PASSAGE FOURNI ::
^^^^
Tel était l’unique programme de l’opposition au Président. Elle a exploité ce thème de la crise, comptant provoquer une révolte populaire à Nouakchott et l’entrée du Basep – les forces militaires – dans le palais présidentiel, afin de déposer le Président et de le remplacer par une autorité militaire. Pour donner une apparence acceptable à ses projets, le général s’est mis en devoir d’organiser la rébellion des élus, députés et sénateurs, dont la majorité, depuis les élections de 2006, sont indépendants. La candidature de ces indépendants avait d’ailleurs été suscitée par la junte militaire de l’époque, dont le général était un acteur essentiel. Aidés en grande partie par ce dernier pendant la campagne électorale, ils se sont sans doute sentis obligés de lui rendre la monnaie et ont accepté d’entrer dans le jeu qu’il organisait afin de déstabiliser le pouvoir. C’est ainsi que, bien que faisant partie de la majorité soutenant le Président de la République, ils se sont mis à protester contre lui. Ils lui ont reproché de ne pas récompenser leur soutien par des nominations au Gouvernement ou à des postes de responsabilité dans l’administration. Bien entendu, le Président n’aurait pu satisfaire quarante-cinq députés, dont chacun ne pensait qu’à lui-même. Aucun n’appartenait à un parti ni ne défendait un projet de société bien établi ; tous ne poursuivaient que des objectifs égoïstes. Pour contrecarrer cette vague de protestations, le Président a tenté de constituer un parti réunissant les députés indépendants, mais il ne pouvait, de toute façon, distribuer suffisamment de postes pour se concilier tout le monde – d’autant que l’appartenance à un même parti ne signifiait pas que tous avaient les mêmes convictions.

La contestation est donc allée en grandissant, d’autant qu’elle a pu s’appuyer sur des cas avérés d’insécurité : une vague d’attentats terroristes, qui a abouti à l’assassinat de quatre touristes français ; l’attaque de bases militaires frontalières ; le développement d’un trafic de drogue d’une ampleur sans précédent, révélé par des saisies très importantes. Les putschistes ont tiré parti de ces événements pour accuser le Président d’incompétence. Ils ont ainsi prétendu qu’il avait libéré des salafistes dont certains ont, par la suite, participé à l’assassinat des touristes français, oubliant que sous la présidence de Sidi Ould Cheikh Abdallahi, les institutions fonctionnaient normalement, chacune bien cantonnée dans son domaine de compétence : le Gouvernement gouvernait, les assemblées légiféraient, la justice jugeait. C’est donc cette dernière qui, en toute indépendance, a pu décider la libération des personnes qui devaient l’être.

Cependant, rares étaient ceux qui pouvaient comprendre tout cela. Les agitateurs ont donc pratiqué l’amalgame afin d’ancrer l’idée que le Président conduisait le pays à la catastrophe.
^^^^
SECTION DES DONNÉES ::

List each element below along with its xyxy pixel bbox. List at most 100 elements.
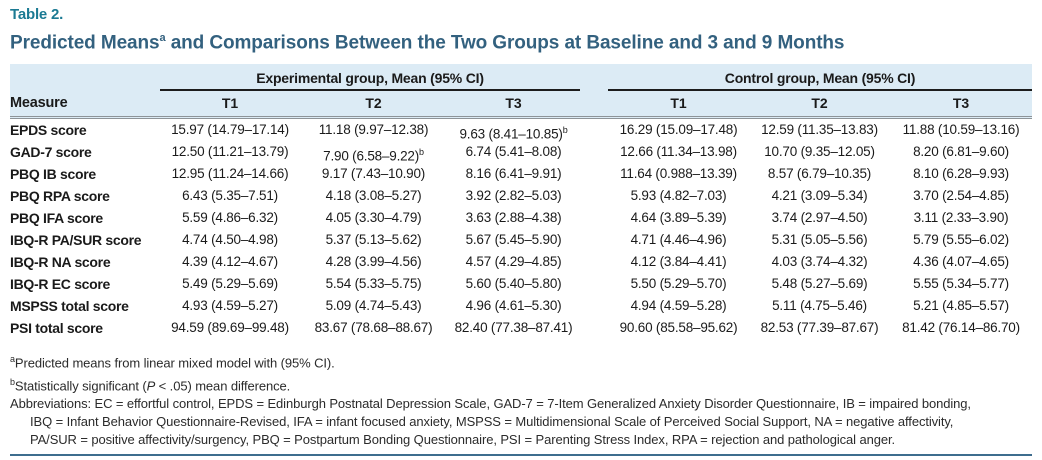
^^^^
ÉNONCÉ DE L'EXERCICE :: Extrayez du passage fourni, sans y changer un mot, la partie qui va de « Cependant, rares étaient » jusqu'à « à la catastrophe. » inclus.

TÂCHE RÉALISÉE ::
Cependant, rares étaient ceux qui pouvaient comprendre tout cela. Les agitateurs ont donc pratiqué l’amalgame afin d’ancrer l’idée que le Président conduisait le pays à la catastrophe.